• Records provided:
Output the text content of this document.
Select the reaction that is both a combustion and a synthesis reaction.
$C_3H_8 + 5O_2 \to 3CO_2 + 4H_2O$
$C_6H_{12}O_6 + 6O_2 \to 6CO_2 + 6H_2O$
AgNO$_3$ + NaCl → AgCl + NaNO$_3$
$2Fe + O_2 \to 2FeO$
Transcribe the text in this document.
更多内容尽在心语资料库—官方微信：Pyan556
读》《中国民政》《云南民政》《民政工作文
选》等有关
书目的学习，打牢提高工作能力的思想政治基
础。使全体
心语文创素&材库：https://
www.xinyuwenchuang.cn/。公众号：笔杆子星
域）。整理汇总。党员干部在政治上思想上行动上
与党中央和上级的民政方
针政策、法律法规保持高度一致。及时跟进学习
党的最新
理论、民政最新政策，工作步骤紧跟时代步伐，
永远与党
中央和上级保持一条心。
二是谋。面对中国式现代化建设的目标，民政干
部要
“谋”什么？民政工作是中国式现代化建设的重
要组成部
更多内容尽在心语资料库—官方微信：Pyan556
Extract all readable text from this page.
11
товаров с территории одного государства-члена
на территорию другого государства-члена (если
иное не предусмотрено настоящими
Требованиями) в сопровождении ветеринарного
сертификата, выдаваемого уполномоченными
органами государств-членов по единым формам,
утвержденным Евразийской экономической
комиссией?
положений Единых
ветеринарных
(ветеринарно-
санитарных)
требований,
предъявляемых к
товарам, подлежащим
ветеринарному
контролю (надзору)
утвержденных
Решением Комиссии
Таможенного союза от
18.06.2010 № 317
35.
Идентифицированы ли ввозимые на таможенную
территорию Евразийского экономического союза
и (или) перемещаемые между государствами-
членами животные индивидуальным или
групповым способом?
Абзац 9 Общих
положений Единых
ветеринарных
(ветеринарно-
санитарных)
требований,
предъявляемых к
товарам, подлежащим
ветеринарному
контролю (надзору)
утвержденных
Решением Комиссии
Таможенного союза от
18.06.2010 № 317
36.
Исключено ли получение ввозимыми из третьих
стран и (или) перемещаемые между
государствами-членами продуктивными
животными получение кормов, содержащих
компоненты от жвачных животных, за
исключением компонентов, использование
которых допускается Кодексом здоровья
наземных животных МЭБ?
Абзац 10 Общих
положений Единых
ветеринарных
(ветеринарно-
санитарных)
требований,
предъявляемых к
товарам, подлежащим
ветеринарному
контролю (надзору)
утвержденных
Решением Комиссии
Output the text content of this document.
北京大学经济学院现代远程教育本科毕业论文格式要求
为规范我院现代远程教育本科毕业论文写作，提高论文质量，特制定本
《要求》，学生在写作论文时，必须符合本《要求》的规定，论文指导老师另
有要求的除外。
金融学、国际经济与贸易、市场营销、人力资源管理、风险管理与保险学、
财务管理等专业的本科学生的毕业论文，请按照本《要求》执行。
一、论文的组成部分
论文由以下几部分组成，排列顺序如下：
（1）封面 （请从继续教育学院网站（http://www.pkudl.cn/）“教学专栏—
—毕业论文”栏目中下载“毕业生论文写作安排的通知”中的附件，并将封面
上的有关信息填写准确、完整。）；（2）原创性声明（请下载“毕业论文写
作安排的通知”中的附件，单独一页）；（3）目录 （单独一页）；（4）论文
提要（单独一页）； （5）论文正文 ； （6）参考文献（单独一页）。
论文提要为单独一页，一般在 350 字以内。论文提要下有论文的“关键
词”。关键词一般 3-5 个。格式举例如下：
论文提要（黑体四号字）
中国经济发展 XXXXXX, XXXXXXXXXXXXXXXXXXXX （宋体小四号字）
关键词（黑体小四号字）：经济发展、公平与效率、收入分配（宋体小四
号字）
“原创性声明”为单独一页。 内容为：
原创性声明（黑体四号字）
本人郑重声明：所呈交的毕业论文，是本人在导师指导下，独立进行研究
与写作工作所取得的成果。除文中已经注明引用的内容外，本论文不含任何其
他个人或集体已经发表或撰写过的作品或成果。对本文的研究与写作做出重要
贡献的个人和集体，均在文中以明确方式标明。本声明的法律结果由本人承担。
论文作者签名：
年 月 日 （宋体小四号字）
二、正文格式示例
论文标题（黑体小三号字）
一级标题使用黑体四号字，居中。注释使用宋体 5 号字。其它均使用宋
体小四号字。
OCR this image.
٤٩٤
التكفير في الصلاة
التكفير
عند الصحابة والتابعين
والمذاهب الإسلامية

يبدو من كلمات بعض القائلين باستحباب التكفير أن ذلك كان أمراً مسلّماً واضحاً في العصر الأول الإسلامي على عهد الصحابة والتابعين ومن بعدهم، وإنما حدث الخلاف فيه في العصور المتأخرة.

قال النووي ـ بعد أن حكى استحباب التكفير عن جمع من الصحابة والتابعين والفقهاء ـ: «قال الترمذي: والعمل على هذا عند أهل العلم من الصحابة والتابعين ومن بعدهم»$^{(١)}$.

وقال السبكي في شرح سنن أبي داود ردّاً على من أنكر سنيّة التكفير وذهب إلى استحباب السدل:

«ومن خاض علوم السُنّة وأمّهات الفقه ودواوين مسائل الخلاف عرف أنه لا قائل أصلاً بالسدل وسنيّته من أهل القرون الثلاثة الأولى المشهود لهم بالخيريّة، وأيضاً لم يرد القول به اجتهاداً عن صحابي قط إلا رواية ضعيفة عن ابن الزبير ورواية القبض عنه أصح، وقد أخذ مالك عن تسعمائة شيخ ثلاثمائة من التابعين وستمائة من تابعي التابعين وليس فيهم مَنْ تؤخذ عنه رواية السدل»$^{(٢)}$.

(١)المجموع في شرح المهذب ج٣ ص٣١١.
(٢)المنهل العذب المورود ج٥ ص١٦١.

• To do:
Repeat all the records. Match each line exactly.

• Expected answer:
Output the text content of this document.
Select the reaction that is both a combustion and a synthesis reaction.
$C_3H_8 + 5O_2 \to 3CO_2 + 4H_2O$
$C_6H_{12}O_6 + 6O_2 \to 6CO_2 + 6H_2O$
AgNO$_3$ + NaCl → AgCl + NaNO$_3$
$2Fe + O_2 \to 2FeO$
Transcribe the text in this document.
更多内容尽在心语资料库—官方微信：Pyan556
读》《中国民政》《云南民政》《民政工作文
选》等有关
书目的学习，打牢提高工作能力的思想政治基
础。使全体
心语文创素&材库：https://
www.xinyuwenchuang.cn/。公众号：笔杆子星
域）。整理汇总。党员干部在政治上思想上行动上
与党中央和上级的民政方
针政策、法律法规保持高度一致。及时跟进学习
党的最新
理论、民政最新政策，工作步骤紧跟时代步伐，
永远与党
中央和上级保持一条心。
二是谋。面对中国式现代化建设的目标，民政干
部要
“谋”什么？民政工作是中国式现代化建设的重
要组成部
更多内容尽在心语资料库—官方微信：Pyan556
Extract all readable text from this page.
11
товаров с территории одного государства-члена
на территорию другого государства-члена (если
иное не предусмотрено настоящими
Требованиями) в сопровождении ветеринарного
сертификата, выдаваемого уполномоченными
органами государств-членов по единым формам,
утвержденным Евразийской экономической
комиссией?
положений Единых
ветеринарных
(ветеринарно-
санитарных)
требований,
предъявляемых к
товарам, подлежащим
ветеринарному
контролю (надзору)
утвержденных
Решением Комиссии
Таможенного союза от
18.06.2010 № 317
35.
Идентифицированы ли ввозимые на таможенную
территорию Евразийского экономического союза
и (или) перемещаемые между государствами-
членами животные индивидуальным или
групповым способом?
Абзац 9 Общих
положений Единых
ветеринарных
(ветеринарно-
санитарных)
требований,
предъявляемых к
товарам, подлежащим
ветеринарному
контролю (надзору)
утвержденных
Решением Комиссии
Таможенного союза от
18.06.2010 № 317
36.
Исключено ли получение ввозимыми из третьих
стран и (или) перемещаемые между
государствами-членами продуктивными
животными получение кормов, содержащих
компоненты от жвачных животных, за
исключением компонентов, использование
которых допускается Кодексом здоровья
наземных животных МЭБ?
Абзац 10 Общих
положений Единых
ветеринарных
(ветеринарно-
санитарных)
требований,
предъявляемых к
товарам, подлежащим
ветеринарному
контролю (надзору)
утвержденных
Решением Комиссии
Output the text content of this document.
北京大学经济学院现代远程教育本科毕业论文格式要求
为规范我院现代远程教育本科毕业论文写作，提高论文质量，特制定本
《要求》，学生在写作论文时，必须符合本《要求》的规定，论文指导老师另
有要求的除外。
金融学、国际经济与贸易、市场营销、人力资源管理、风险管理与保险学、
财务管理等专业的本科学生的毕业论文，请按照本《要求》执行。
一、论文的组成部分
论文由以下几部分组成，排列顺序如下：
（1）封面 （请从继续教育学院网站（http://www.pkudl.cn/）“教学专栏—
—毕业论文”栏目中下载“毕业生论文写作安排的通知”中的附件，并将封面
上的有关信息填写准确、完整。）；（2）原创性声明（请下载“毕业论文写
作安排的通知”中的附件，单独一页）；（3）目录 （单独一页）；（4）论文
提要（单独一页）； （5）论文正文 ； （6）参考文献（单独一页）。
论文提要为单独一页，一般在 350 字以内。论文提要下有论文的“关键
词”。关键词一般 3-5 个。格式举例如下：
论文提要（黑体四号字）
中国经济发展 XXXXXX, XXXXXXXXXXXXXXXXXXXX （宋体小四号字）
关键词（黑体小四号字）：经济发展、公平与效率、收入分配（宋体小四
号字）
“原创性声明”为单独一页。 内容为：
原创性声明（黑体四号字）
本人郑重声明：所呈交的毕业论文，是本人在导师指导下，独立进行研究
与写作工作所取得的成果。除文中已经注明引用的内容外，本论文不含任何其
他个人或集体已经发表或撰写过的作品或成果。对本文的研究与写作做出重要
贡献的个人和集体，均在文中以明确方式标明。本声明的法律结果由本人承担。
论文作者签名：
年 月 日 （宋体小四号字）
二、正文格式示例
论文标题（黑体小三号字）
一级标题使用黑体四号字，居中。注释使用宋体 5 号字。其它均使用宋
体小四号字。
OCR this image.
٤٩٤
التكفير في الصلاة
التكفير
عند الصحابة والتابعين
والمذاهب الإسلامية

يبدو من كلمات بعض القائلين باستحباب التكفير أن ذلك كان أمراً مسلّماً واضحاً في العصر الأول الإسلامي على عهد الصحابة والتابعين ومن بعدهم، وإنما حدث الخلاف فيه في العصور المتأخرة.

قال النووي ـ بعد أن حكى استحباب التكفير عن جمع من الصحابة والتابعين والفقهاء ـ: «قال الترمذي: والعمل على هذا عند أهل العلم من الصحابة والتابعين ومن بعدهم»$^{(١)}$.

وقال السبكي في شرح سنن أبي داود ردّاً على من أنكر سنيّة التكفير وذهب إلى استحباب السدل:

«ومن خاض علوم السُنّة وأمّهات الفقه ودواوين مسائل الخلاف عرف أنه لا قائل أصلاً بالسدل وسنيّته من أهل القرون الثلاثة الأولى المشهود لهم بالخيريّة، وأيضاً لم يرد القول به اجتهاداً عن صحابي قط إلا رواية ضعيفة عن ابن الزبير ورواية القبض عنه أصح، وقد أخذ مالك عن تسعمائة شيخ ثلاثمائة من التابعين وستمائة من تابعي التابعين وليس فيهم مَنْ تؤخذ عنه رواية السدل»$^{(٢)}$.

(١)المجموع في شرح المهذب ج٣ ص٣١١.
(٢)المنهل العذب المورود ج٥ ص١٦١.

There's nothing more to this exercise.